• WHAT TO PRODUCE:
Below is a listing; copy all of it exactly.

|---|

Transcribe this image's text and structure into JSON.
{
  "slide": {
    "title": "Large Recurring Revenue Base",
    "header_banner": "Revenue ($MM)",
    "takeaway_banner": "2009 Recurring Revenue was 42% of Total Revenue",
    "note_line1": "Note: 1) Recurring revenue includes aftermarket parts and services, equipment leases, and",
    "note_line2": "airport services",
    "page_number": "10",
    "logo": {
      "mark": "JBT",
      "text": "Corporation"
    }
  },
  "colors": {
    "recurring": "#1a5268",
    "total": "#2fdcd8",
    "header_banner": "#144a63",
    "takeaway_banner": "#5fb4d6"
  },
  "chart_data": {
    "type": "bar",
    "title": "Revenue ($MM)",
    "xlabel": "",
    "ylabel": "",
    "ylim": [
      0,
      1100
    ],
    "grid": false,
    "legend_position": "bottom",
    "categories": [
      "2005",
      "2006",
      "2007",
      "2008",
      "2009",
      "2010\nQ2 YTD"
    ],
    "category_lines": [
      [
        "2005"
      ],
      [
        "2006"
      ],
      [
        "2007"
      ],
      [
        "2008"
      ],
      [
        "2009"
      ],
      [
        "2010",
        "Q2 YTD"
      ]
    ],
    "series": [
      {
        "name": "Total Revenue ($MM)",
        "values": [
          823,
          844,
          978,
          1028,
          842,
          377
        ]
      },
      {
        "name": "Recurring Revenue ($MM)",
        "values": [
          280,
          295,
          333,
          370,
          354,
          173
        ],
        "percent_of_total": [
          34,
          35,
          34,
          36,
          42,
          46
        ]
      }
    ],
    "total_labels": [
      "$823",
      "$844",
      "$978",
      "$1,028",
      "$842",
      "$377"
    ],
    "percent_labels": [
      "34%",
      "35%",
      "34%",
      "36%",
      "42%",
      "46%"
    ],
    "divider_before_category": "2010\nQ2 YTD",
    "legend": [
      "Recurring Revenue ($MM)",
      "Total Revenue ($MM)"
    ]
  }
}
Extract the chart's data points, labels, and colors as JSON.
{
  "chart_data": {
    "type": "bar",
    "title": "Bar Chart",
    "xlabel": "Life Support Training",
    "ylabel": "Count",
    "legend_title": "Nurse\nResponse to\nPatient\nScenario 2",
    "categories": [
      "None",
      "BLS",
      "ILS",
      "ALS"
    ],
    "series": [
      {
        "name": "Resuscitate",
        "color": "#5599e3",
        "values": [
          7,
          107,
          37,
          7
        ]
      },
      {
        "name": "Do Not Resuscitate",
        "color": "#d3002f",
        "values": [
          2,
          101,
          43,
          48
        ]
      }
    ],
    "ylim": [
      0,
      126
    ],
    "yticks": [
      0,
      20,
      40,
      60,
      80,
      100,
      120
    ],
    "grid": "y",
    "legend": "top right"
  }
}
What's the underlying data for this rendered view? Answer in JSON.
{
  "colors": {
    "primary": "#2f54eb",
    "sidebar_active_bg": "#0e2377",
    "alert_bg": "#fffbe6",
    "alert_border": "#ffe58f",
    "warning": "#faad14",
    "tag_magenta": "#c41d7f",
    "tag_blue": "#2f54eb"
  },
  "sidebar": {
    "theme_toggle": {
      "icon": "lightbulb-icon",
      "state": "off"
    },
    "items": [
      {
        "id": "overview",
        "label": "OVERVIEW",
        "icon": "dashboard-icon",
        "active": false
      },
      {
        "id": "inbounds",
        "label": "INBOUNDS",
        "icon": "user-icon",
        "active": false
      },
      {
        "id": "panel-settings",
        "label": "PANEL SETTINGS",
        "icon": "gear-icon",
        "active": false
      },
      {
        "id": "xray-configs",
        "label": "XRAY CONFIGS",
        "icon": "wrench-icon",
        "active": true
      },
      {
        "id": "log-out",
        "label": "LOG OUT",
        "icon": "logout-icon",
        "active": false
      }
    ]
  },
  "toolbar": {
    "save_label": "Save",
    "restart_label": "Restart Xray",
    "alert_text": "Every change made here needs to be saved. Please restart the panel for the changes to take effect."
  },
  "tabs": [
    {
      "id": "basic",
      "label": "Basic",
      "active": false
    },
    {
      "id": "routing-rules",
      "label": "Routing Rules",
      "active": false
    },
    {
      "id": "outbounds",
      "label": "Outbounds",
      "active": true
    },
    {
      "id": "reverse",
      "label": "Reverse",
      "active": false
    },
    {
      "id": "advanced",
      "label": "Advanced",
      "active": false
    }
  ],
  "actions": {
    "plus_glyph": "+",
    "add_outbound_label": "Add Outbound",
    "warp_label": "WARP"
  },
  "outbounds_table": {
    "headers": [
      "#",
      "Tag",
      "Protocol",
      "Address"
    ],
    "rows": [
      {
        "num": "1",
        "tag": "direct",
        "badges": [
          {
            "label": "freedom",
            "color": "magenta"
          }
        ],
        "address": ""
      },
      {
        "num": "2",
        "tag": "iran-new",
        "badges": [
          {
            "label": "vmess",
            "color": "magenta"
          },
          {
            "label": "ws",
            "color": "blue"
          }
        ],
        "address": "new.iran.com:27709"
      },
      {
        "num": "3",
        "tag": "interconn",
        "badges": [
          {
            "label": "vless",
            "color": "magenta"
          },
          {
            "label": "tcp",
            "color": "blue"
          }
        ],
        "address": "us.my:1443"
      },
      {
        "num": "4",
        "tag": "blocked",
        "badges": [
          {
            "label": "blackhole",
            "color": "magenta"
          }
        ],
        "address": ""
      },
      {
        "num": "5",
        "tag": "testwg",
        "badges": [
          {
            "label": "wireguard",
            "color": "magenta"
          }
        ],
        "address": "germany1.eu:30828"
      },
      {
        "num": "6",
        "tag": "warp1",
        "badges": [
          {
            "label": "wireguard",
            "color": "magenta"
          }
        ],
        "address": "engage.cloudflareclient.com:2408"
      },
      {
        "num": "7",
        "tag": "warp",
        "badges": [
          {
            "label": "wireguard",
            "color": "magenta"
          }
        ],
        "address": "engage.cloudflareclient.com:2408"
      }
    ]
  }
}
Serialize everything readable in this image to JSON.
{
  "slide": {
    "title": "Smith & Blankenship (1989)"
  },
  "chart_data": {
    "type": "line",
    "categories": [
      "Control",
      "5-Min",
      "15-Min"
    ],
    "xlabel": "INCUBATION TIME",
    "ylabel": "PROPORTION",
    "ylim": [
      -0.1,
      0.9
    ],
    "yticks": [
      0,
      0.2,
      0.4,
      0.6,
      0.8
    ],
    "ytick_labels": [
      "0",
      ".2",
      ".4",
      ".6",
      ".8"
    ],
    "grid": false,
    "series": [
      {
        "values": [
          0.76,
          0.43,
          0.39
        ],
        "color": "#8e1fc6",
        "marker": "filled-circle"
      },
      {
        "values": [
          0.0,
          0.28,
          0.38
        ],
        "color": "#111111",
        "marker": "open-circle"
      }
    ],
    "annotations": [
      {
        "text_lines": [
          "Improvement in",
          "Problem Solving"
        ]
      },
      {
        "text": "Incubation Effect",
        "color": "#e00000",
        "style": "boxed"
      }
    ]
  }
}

|---|

• ANSWER TO THIS EXERCISE:
Transcribe this image's text and structure into JSON.
{
  "slide": {
    "title": "Large Recurring Revenue Base",
    "header_banner": "Revenue ($MM)",
    "takeaway_banner": "2009 Recurring Revenue was 42% of Total Revenue",
    "note_line1": "Note: 1) Recurring revenue includes aftermarket parts and services, equipment leases, and",
    "note_line2": "airport services",
    "page_number": "10",
    "logo": {
      "mark": "JBT",
      "text": "Corporation"
    }
  },
  "colors": {
    "recurring": "#1a5268",
    "total": "#2fdcd8",
    "header_banner": "#144a63",
    "takeaway_banner": "#5fb4d6"
  },
  "chart_data": {
    "type": "bar",
    "title": "Revenue ($MM)",
    "xlabel": "",
    "ylabel": "",
    "ylim": [
      0,
      1100
    ],
    "grid": false,
    "legend_position": "bottom",
    "categories": [
      "2005",
      "2006",
      "2007",
      "2008",
      "2009",
      "2010\nQ2 YTD"
    ],
    "category_lines": [
      [
        "2005"
      ],
      [
        "2006"
      ],
      [
        "2007"
      ],
      [
        "2008"
      ],
      [
        "2009"
      ],
      [
        "2010",
        "Q2 YTD"
      ]
    ],
    "series": [
      {
        "name": "Total Revenue ($MM)",
        "values": [
          823,
          844,
          978,
          1028,
          842,
          377
        ]
      },
      {
        "name": "Recurring Revenue ($MM)",
        "values": [
          280,
          295,
          333,
          370,
          354,
          173
        ],
        "percent_of_total": [
          34,
          35,
          34,
          36,
          42,
          46
        ]
      }
    ],
    "total_labels": [
      "$823",
      "$844",
      "$978",
      "$1,028",
      "$842",
      "$377"
    ],
    "percent_labels": [
      "34%",
      "35%",
      "34%",
      "36%",
      "42%",
      "46%"
    ],
    "divider_before_category": "2010\nQ2 YTD",
    "legend": [
      "Recurring Revenue ($MM)",
      "Total Revenue ($MM)"
    ]
  }
}
Extract the chart's data points, labels, and colors as JSON.
{
  "chart_data": {
    "type": "bar",
    "title": "Bar Chart",
    "xlabel": "Life Support Training",
    "ylabel": "Count",
    "legend_title": "Nurse\nResponse to\nPatient\nScenario 2",
    "categories": [
      "None",
      "BLS",
      "ILS",
      "ALS"
    ],
    "series": [
      {
        "name": "Resuscitate",
        "color": "#5599e3",
        "values": [
          7,
          107,
          37,
          7
        ]
      },
      {
        "name": "Do Not Resuscitate",
        "color": "#d3002f",
        "values": [
          2,
          101,
          43,
          48
        ]
      }
    ],
    "ylim": [
      0,
      126
    ],
    "yticks": [
      0,
      20,
      40,
      60,
      80,
      100,
      120
    ],
    "grid": "y",
    "legend": "top right"
  }
}
What's the underlying data for this rendered view? Answer in JSON.
{
  "colors": {
    "primary": "#2f54eb",
    "sidebar_active_bg": "#0e2377",
    "alert_bg": "#fffbe6",
    "alert_border": "#ffe58f",
    "warning": "#faad14",
    "tag_magenta": "#c41d7f",
    "tag_blue": "#2f54eb"
  },
  "sidebar": {
    "theme_toggle": {
      "icon": "lightbulb-icon",
      "state": "off"
    },
    "items": [
      {
        "id": "overview",
        "label": "OVERVIEW",
        "icon": "dashboard-icon",
        "active": false
      },
      {
        "id": "inbounds",
        "label": "INBOUNDS",
        "icon": "user-icon",
        "active": false
      },
      {
        "id": "panel-settings",
        "label": "PANEL SETTINGS",
        "icon": "gear-icon",
        "active": false
      },
      {
        "id": "xray-configs",
        "label": "XRAY CONFIGS",
        "icon": "wrench-icon",
        "active": true
      },
      {
        "id": "log-out",
        "label": "LOG OUT",
        "icon": "logout-icon",
        "active": false
      }
    ]
  },
  "toolbar": {
    "save_label": "Save",
    "restart_label": "Restart Xray",
    "alert_text": "Every change made here needs to be saved. Please restart the panel for the changes to take effect."
  },
  "tabs": [
    {
      "id": "basic",
      "label": "Basic",
      "active": false
    },
    {
      "id": "routing-rules",
      "label": "Routing Rules",
      "active": false
    },
    {
      "id": "outbounds",
      "label": "Outbounds",
      "active": true
    },
    {
      "id": "reverse",
      "label": "Reverse",
      "active": false
    },
    {
      "id": "advanced",
      "label": "Advanced",
      "active": false
    }
  ],
  "actions": {
    "plus_glyph": "+",
    "add_outbound_label": "Add Outbound",
    "warp_label": "WARP"
  },
  "outbounds_table": {
    "headers": [
      "#",
      "Tag",
      "Protocol",
      "Address"
    ],
    "rows": [
      {
        "num": "1",
        "tag": "direct",
        "badges": [
          {
            "label": "freedom",
            "color": "magenta"
          }
        ],
        "address": ""
      },
      {
        "num": "2",
        "tag": "iran-new",
        "badges": [
          {
            "label": "vmess",
            "color": "magenta"
          },
          {
            "label": "ws",
            "color": "blue"
          }
        ],
        "address": "new.iran.com:27709"
      },
      {
        "num": "3",
        "tag": "interconn",
        "badges": [
          {
            "label": "vless",
            "color": "magenta"
          },
          {
            "label": "tcp",
            "color": "blue"
          }
        ],
        "address": "us.my:1443"
      },
      {
        "num": "4",
        "tag": "blocked",
        "badges": [
          {
            "label": "blackhole",
            "color": "magenta"
          }
        ],
        "address": ""
      },
      {
        "num": "5",
        "tag": "testwg",
        "badges": [
          {
            "label": "wireguard",
            "color": "magenta"
          }
        ],
        "address": "germany1.eu:30828"
      },
      {
        "num": "6",
        "tag": "warp1",
        "badges": [
          {
            "label": "wireguard",
            "color": "magenta"
          }
        ],
        "address": "engage.cloudflareclient.com:2408"
      },
      {
        "num": "7",
        "tag": "warp",
        "badges": [
          {
            "label": "wireguard",
            "color": "magenta"
          }
        ],
        "address": "engage.cloudflareclient.com:2408"
      }
    ]
  }
}
Serialize everything readable in this image to JSON.
{
  "slide": {
    "title": "Smith & Blankenship (1989)"
  },
  "chart_data": {
    "type": "line",
    "categories": [
      "Control",
      "5-Min",
      "15-Min"
    ],
    "xlabel": "INCUBATION TIME",
    "ylabel": "PROPORTION",
    "ylim": [
      -0.1,
      0.9
    ],
    "yticks": [
      0,
      0.2,
      0.4,
      0.6,
      0.8
    ],
    "ytick_labels": [
      "0",
      ".2",
      ".4",
      ".6",
      ".8"
    ],
    "grid": false,
    "series": [
      {
        "values": [
          0.76,
          0.43,
          0.39
        ],
        "color": "#8e1fc6",
        "marker": "filled-circle"
      },
      {
        "values": [
          0.0,
          0.28,
          0.38
        ],
        "color": "#111111",
        "marker": "open-circle"
      }
    ],
    "annotations": [
      {
        "text_lines": [
          "Improvement in",
          "Problem Solving"
        ]
      },
      {
        "text": "Incubation Effect",
        "color": "#e00000",
        "style": "boxed"
      }
    ]
  }
}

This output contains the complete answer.